┌────────

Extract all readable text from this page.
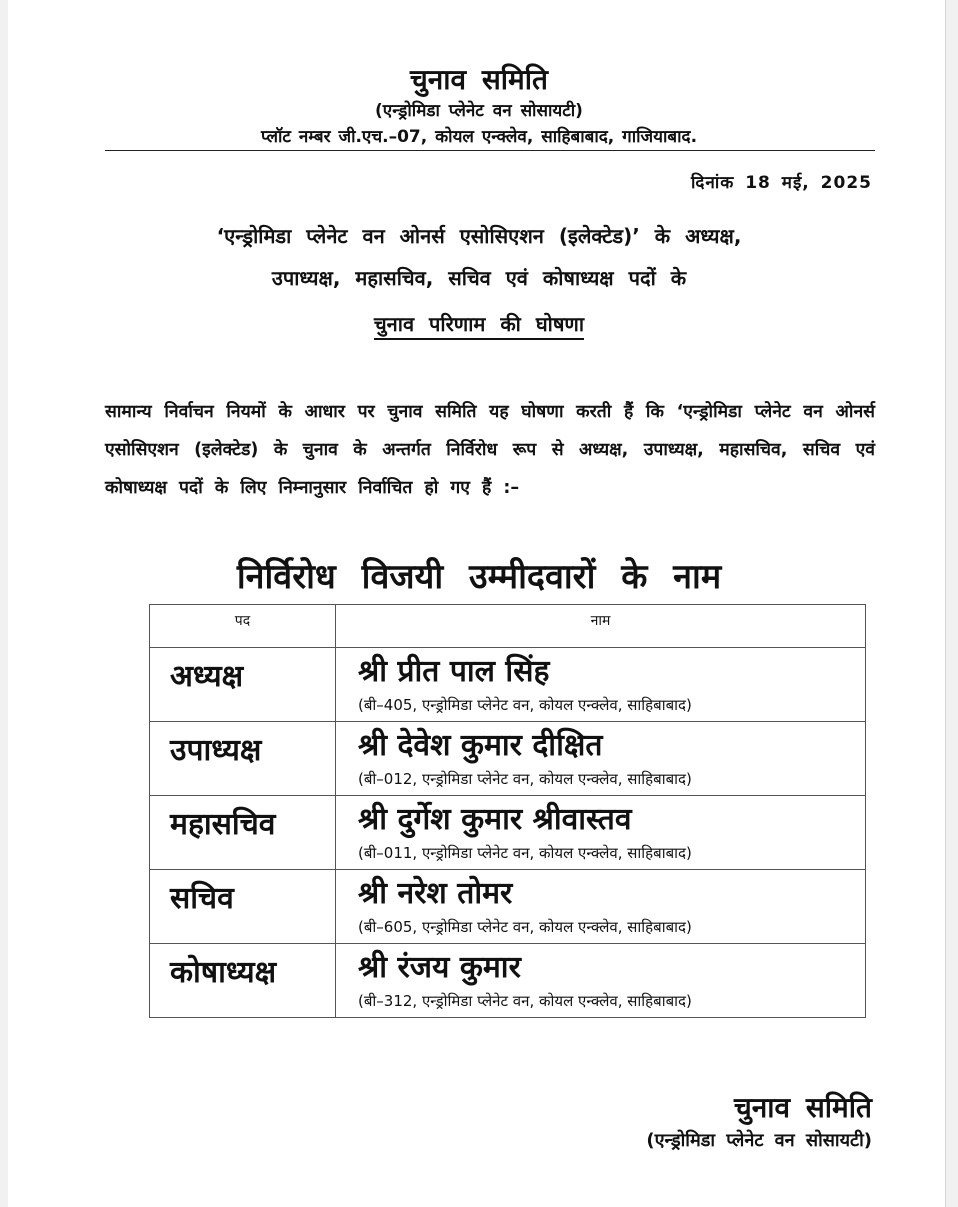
चुनाव समिति
(एन्ड्रोमिडा प्लेनेट वन सोसायटी)
प्लॉट नम्बर जी.एच.–07, कोयल एन्क्लेव, साहिबाबाद, गाजियाबाद.
दिनांक 18 मई, 2025
‘एन्ड्रोमिडा प्लेनेट वन ओनर्स एसोसिएशन (इलेक्टेड)’ के अध्यक्ष,
उपाध्यक्ष, महासचिव, सचिव एवं कोषाध्यक्ष पदों के
चुनाव परिणाम की घोषणा
सामान्य निर्वाचन नियमों के आधार पर चुनाव समिति यह घोषणा करती हैं कि ‘एन्ड्रोमिडा प्लेनेट वन ओनर्स एसोसिएशन (इलेक्टेड) के चुनाव के अन्तर्गत निर्विरोध रूप से अध्यक्ष, उपाध्यक्ष, महासचिव, सचिव एवं कोषाध्यक्ष पदों के लिए निम्नानुसार निर्वाचित हो गए हैं :–
निर्विरोध विजयी उम्मीदवारों के नाम
पद	नाम
अध्यक्ष	श्री प्रीत पाल सिंह
(बी–405, एन्ड्रोमिडा प्लेनेट वन, कोयल एन्क्लेव, साहिबाबाद)

उपाध्यक्ष	श्री देवेश कुमार दीक्षित
(बी–012, एन्ड्रोमिडा प्लेनेट वन, कोयल एन्क्लेव, साहिबाबाद)

महासचिव	श्री दुर्गेश कुमार श्रीवास्तव
(बी–011, एन्ड्रोमिडा प्लेनेट वन, कोयल एन्क्लेव, साहिबाबाद)

सचिव	श्री नरेश तोमर
(बी–605, एन्ड्रोमिडा प्लेनेट वन, कोयल एन्क्लेव, साहिबाबाद)

कोषाध्यक्ष	श्री रंजय कुमार
(बी–312, एन्ड्रोमिडा प्लेनेट वन, कोयल एन्क्लेव, साहिबाबाद)
चुनाव समिति
(एन्ड्रोमिडा प्लेनेट वन सोसायटी)
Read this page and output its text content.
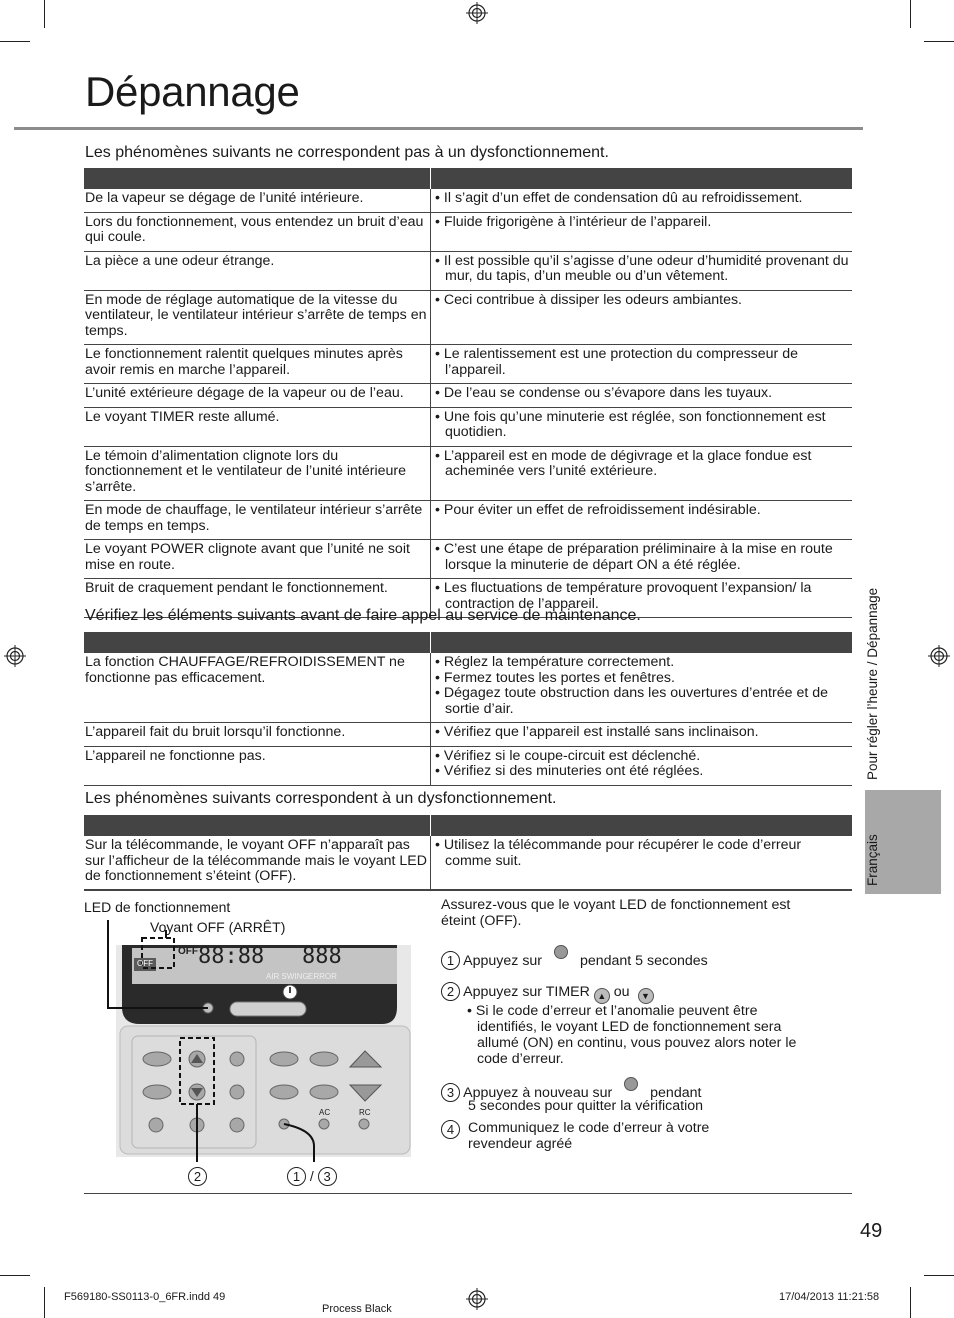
Dépannage
Les phénomènes suivants ne correspondent pas à un dysfonctionnement.

De la vapeur se dégage de l’unité intérieure.	• Il s’agit d’un effet de condensation dû au refroidissement.

Lors du fonctionnement, vous entendez un bruit d’eau qui coule.	• Fluide frigorigène à l’intérieur de l’appareil.

La pièce a une odeur étrange.	• Il est possible qu’il s’agisse d’une odeur d’humidité provenant du mur, du tapis, d’un meuble ou d’un vêtement.

En mode de réglage automatique de la vitesse du ventilateur, le ventilateur intérieur s’arrête de temps en temps.	• Ceci contribue à dissiper les odeurs ambiantes.

Le fonctionnement ralentit quelques minutes après avoir remis en marche l’appareil.	• Le ralentissement est une protection du compresseur de l’appareil.

L’unité extérieure dégage de la vapeur ou de l’eau.	• De l’eau se condense ou s’évapore dans les tuyaux.

Le voyant TIMER reste allumé.	• Une fois qu’une minuterie est réglée, son fonctionnement est quotidien.

Le témoin d’alimentation clignote lors du fonctionnement et le ventilateur de l’unité intérieure s’arrête.	• L’appareil est en mode de dégivrage et la glace fondue est acheminée vers l’unité extérieure.

En mode de chauffage, le ventilateur intérieur s’arrête de temps en temps.	• Pour éviter un effet de refroidissement indésirable.

Le voyant POWER clignote avant que l’unité ne soit mise en route.	• C’est une étape de préparation préliminaire à la mise en route lorsque la minuterie de départ ON a été réglée.

Bruit de craquement pendant le fonctionnement.	• Les fluctuations de température provoquent l’expansion/ la contraction de l’appareil.
Vérifiez les éléments suivants avant de faire appel au service de maintenance.

La fonction CHAUFFAGE/REFROIDISSEMENT ne fonctionne pas efficacement.	• Réglez la température correctement.
• Fermez toutes les portes et fenêtres.
• Dégagez toute obstruction dans les ouvertures d’entrée et de sortie d’air.

L’appareil fait du bruit lorsqu’il fonctionne.	• Vérifiez que l’appareil est installé sans inclinaison.

L’appareil ne fonctionne pas.	• Vérifiez si le coupe-circuit est déclenché.
• Vérifiez si des minuteries ont été réglées.
Les phénomènes suivants correspondent à un dysfonctionnement.

Sur la télécommande, le voyant OFF n’apparaît pas sur l’afficheur de la télécommande mais le voyant LED de fonctionnement s’éteint (OFF).	• Utilisez la télécommande pour récupérer le code d’erreur comme suit.
LED de fonctionnement
Voyant OFF (ARRÊT)
OFF
OFF 88:88 888
AIR SWING ERROR
AC	RC
2	1 / 3
Assurez-vous que le voyant LED de fonctionnement est éteint (OFF).
1 Appuyez sur	pendant 5 secondes
2 Appuyez sur TIMER ▲ ou ▼
• Si le code d’erreur et l’anomalie peuvent être identifiés, le voyant LED de fonctionnement sera allumé (ON) en continu, vous pouvez alors noter le code d’erreur.
3 Appuyez à nouveau sur	pendant
5 secondes pour quitter la vérification
4 Communiquez le code d’erreur à votre revendeur agréé
Pour régler l’heure / Dépannage
Français
49
F569180-SS0113-0_6FR.indd 49
Process Black
17/04/2013 11:21:58
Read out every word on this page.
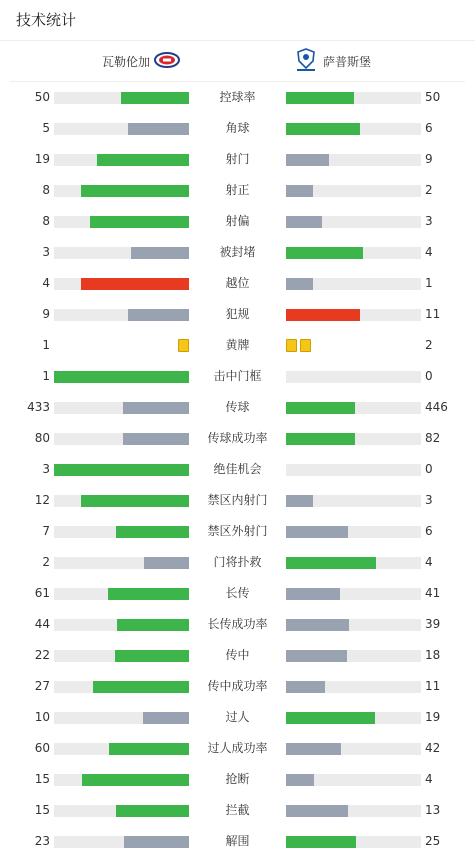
技术统计
瓦勒伦加	萨普斯堡
50	控球率	50
5	角球	6
19	射门	9
8	射正	2
8	射偏	3
3	被封堵	4
4	越位	1
9	犯规	11
1	黄牌	2
1	击中门框	0
433	传球	446
80	传球成功率	82
3	绝佳机会	0
12	禁区内射门	3
7	禁区外射门	6
2	门将扑救	4
61	长传	41
44	长传成功率	39
22	传中	18
27	传中成功率	11
10	过人	19
60	过人成功率	42
15	抢断	4
15	拦截	13
23	解围	25
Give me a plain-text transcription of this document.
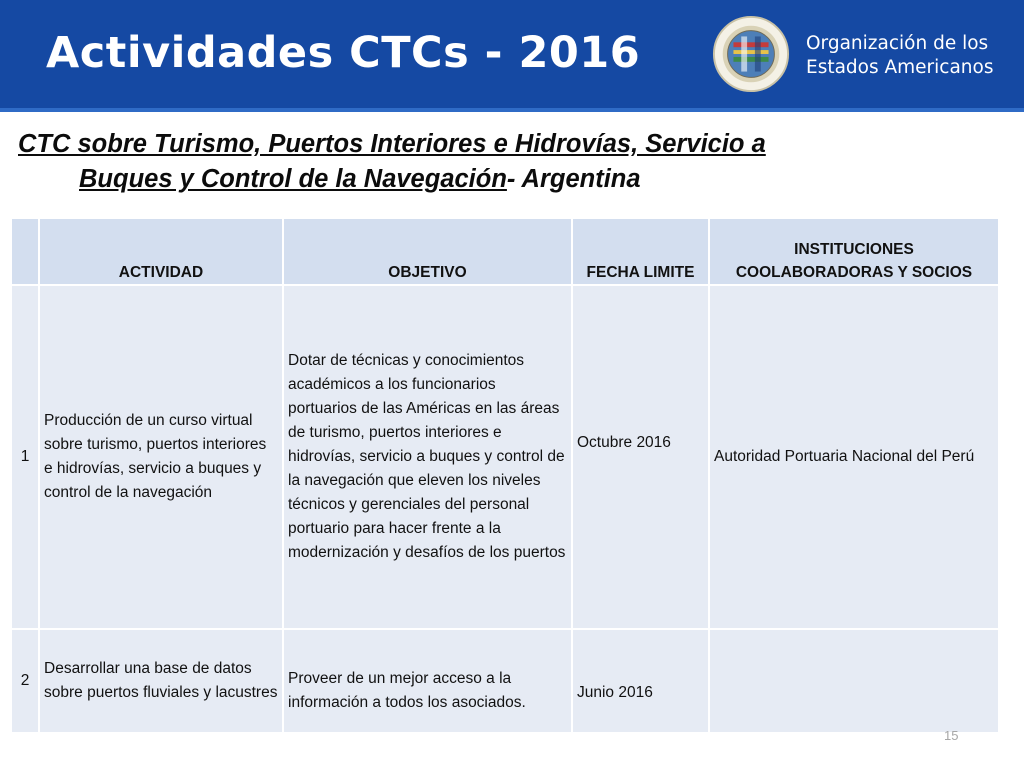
Actividades CTCs - 2016	Organización de los
Estados Americanos
CTC sobre Turismo, Puertos Interiores e Hidrovías, Servicio a
Buques y Control de la Navegación- Argentina
	ACTIVIDAD	OBJETIVO	FECHA LIMITE	INSTITUCIONES
COOLABORADORAS Y SOCIOS
1	Producción de un curso virtual sobre turismo, puertos interiores e hidrovías, servicio a buques y control de la navegación	Dotar de técnicas y conocimientos académicos a los funcionarios portuarios de las Américas en las áreas de turismo, puertos interiores e hidrovías, servicio a buques y control de la navegación que eleven los niveles técnicos y gerenciales del personal portuario para hacer frente a la modernización y desafíos de los puertos	Octubre 2016	Autoridad Portuaria Nacional del Perú
2	Desarrollar una base de datos sobre puertos fluviales y lacustres	Proveer de un mejor acceso a la información a todos los asociados.	Junio 2016	

15
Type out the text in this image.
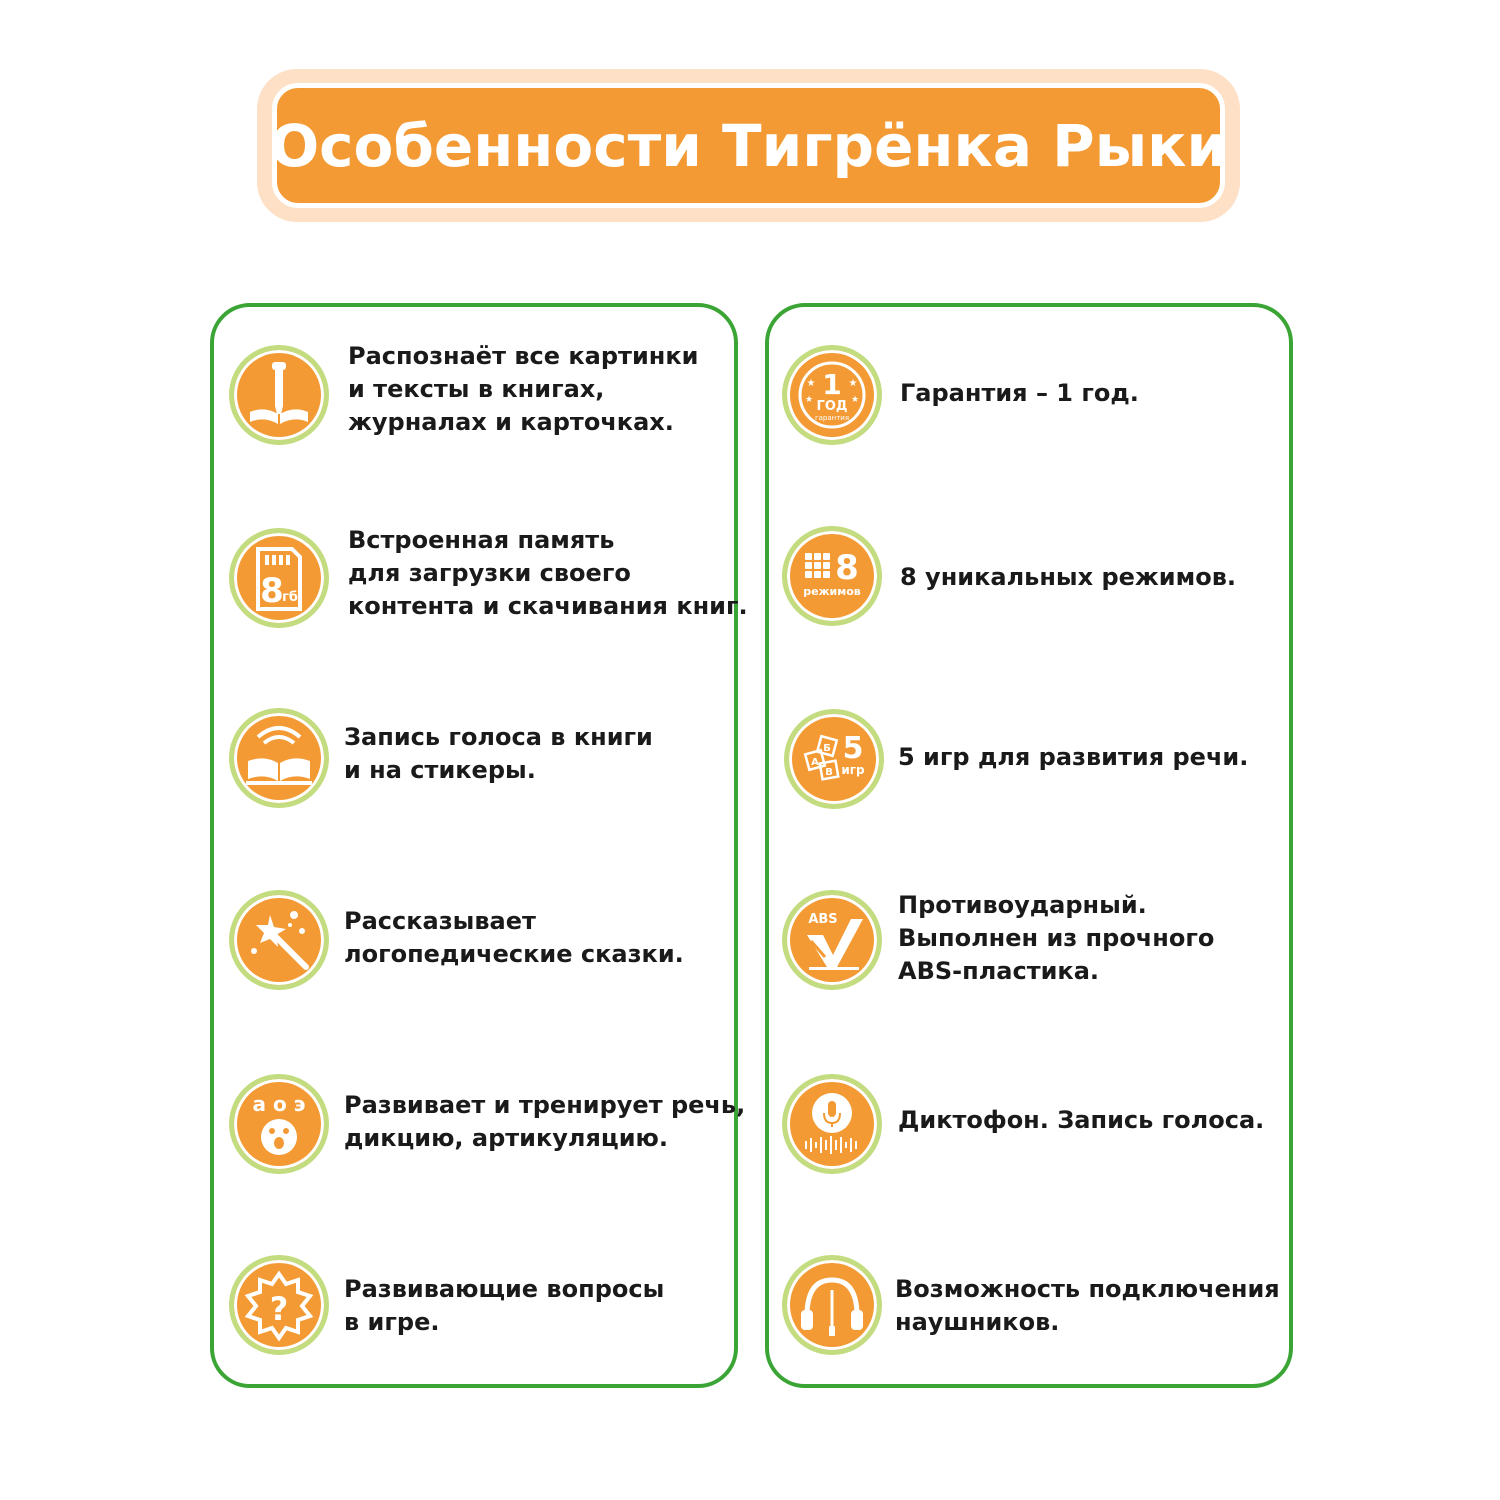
Особенности Тигрёнка Рыки
Распознаёт все картинки
и тексты в книгах,
журналах и карточках.
8
гб
Встроенная память
для загрузки своего
контента и скачивания книг.
Запись голоса в книги
и на стикеры.
Рассказывает
логопедические сказки.
а о э Развивает и тренирует речь,
дикцию, артикуляцию.
?
Развивающие вопросы
в игре.
1
ГОД
гарантия
★	★
★	★ Гарантия – 1 год.
8
режимов
8 уникальных режимов.
А
Б
В
5
игр 5 игр для развития речи.
ABS
Противоударный.
Выполнен из прочного
ABS-пластика.
Диктофон. Запись голоса.
Возможность подключения
наушников.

└────────

_Requirements_
Copy every line of the records above that contains "vous".

_Solution to the problem_
Lors du fonctionnement, vous entendez un bruit d’eau qui coule.	• Fluide frigorigène à l’intérieur de l’appareil.
Assurez-vous que le voyant LED de fonctionnement est éteint (OFF).
• Si le code d’erreur et l’anomalie peuvent être identifiés, le voyant LED de fonctionnement sera allumé (ON) en continu, vous pouvez alors noter le code d’erreur.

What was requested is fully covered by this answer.